Exercise: Would you quote every entry exactly, dropping only the pictures?
─── Material supplied
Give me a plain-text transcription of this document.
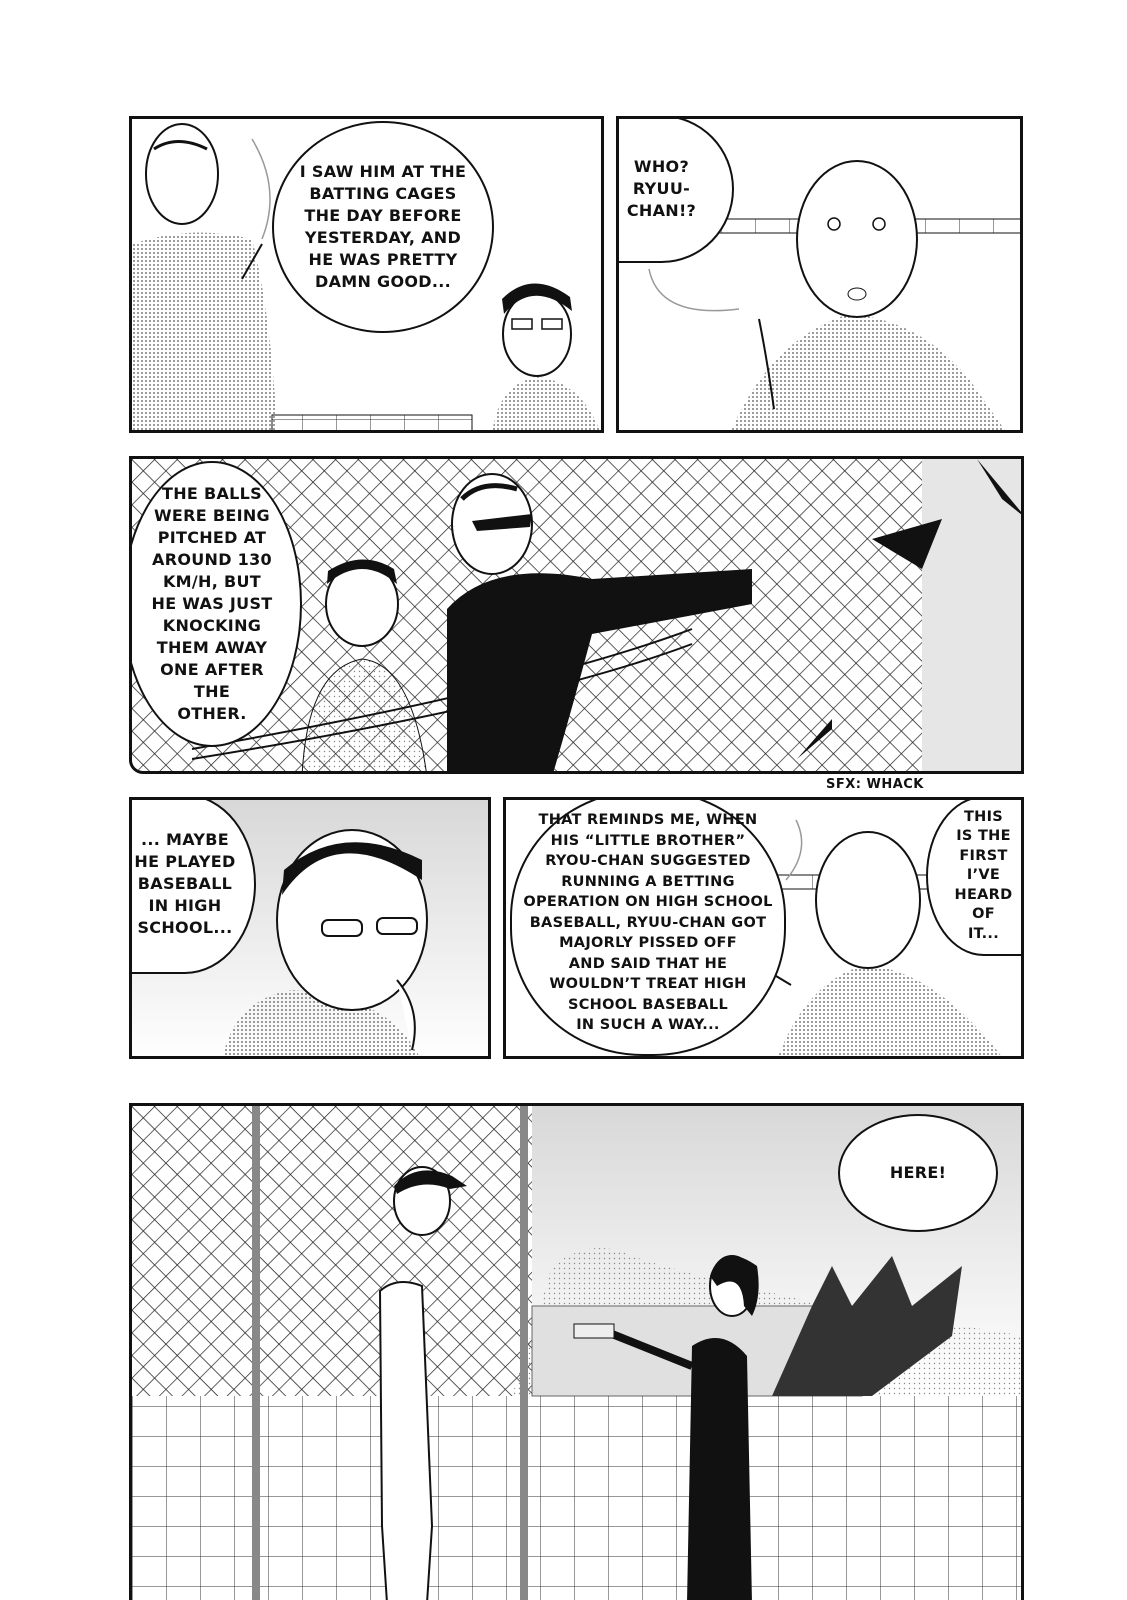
I SAW HIM AT THE
BATTING CAGES
THE DAY BEFORE
YESTERDAY, AND
HE WAS PRETTY
DAMN GOOD...
WHO?
RYUU-
CHAN!?
THE BALLS
WERE BEING
PITCHED AT
AROUND 130
KM/H, BUT
HE WAS JUST
KNOCKING
THEM AWAY
ONE AFTER
THE
OTHER.
SFX: WHACK
... MAYBE
HE PLAYED
BASEBALL
IN HIGH
SCHOOL...
THAT REMINDS ME, WHEN
HIS “LITTLE BROTHER”
RYOU-CHAN SUGGESTED
RUNNING A BETTING
OPERATION ON HIGH SCHOOL
BASEBALL, RYUU-CHAN GOT
MAJORLY PISSED OFF
AND SAID THAT HE
WOULDN’T TREAT HIGH
SCHOOL BASEBALL
IN SUCH A WAY...
THIS
IS THE
FIRST
I’VE
HEARD
OF
IT...
HERE!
──────
Solution:
Give me a plain-text transcription of this document.
I SAW HIM AT THE
BATTING CAGES
THE DAY BEFORE
YESTERDAY, AND
HE WAS PRETTY
DAMN GOOD...
WHO?
RYUU-
CHAN!?
THE BALLS
WERE BEING
PITCHED AT
AROUND 130
KM/H, BUT
HE WAS JUST
KNOCKING
THEM AWAY
ONE AFTER
THE
OTHER.
SFX: WHACK
... MAYBE
HE PLAYED
BASEBALL
IN HIGH
SCHOOL...
THAT REMINDS ME, WHEN
HIS “LITTLE BROTHER”
RYOU-CHAN SUGGESTED
RUNNING A BETTING
OPERATION ON HIGH SCHOOL
BASEBALL, RYUU-CHAN GOT
MAJORLY PISSED OFF
AND SAID THAT HE
WOULDN’T TREAT HIGH
SCHOOL BASEBALL
IN SUCH A WAY...
THIS
IS THE
FIRST
I’VE
HEARD
OF
IT...
HERE!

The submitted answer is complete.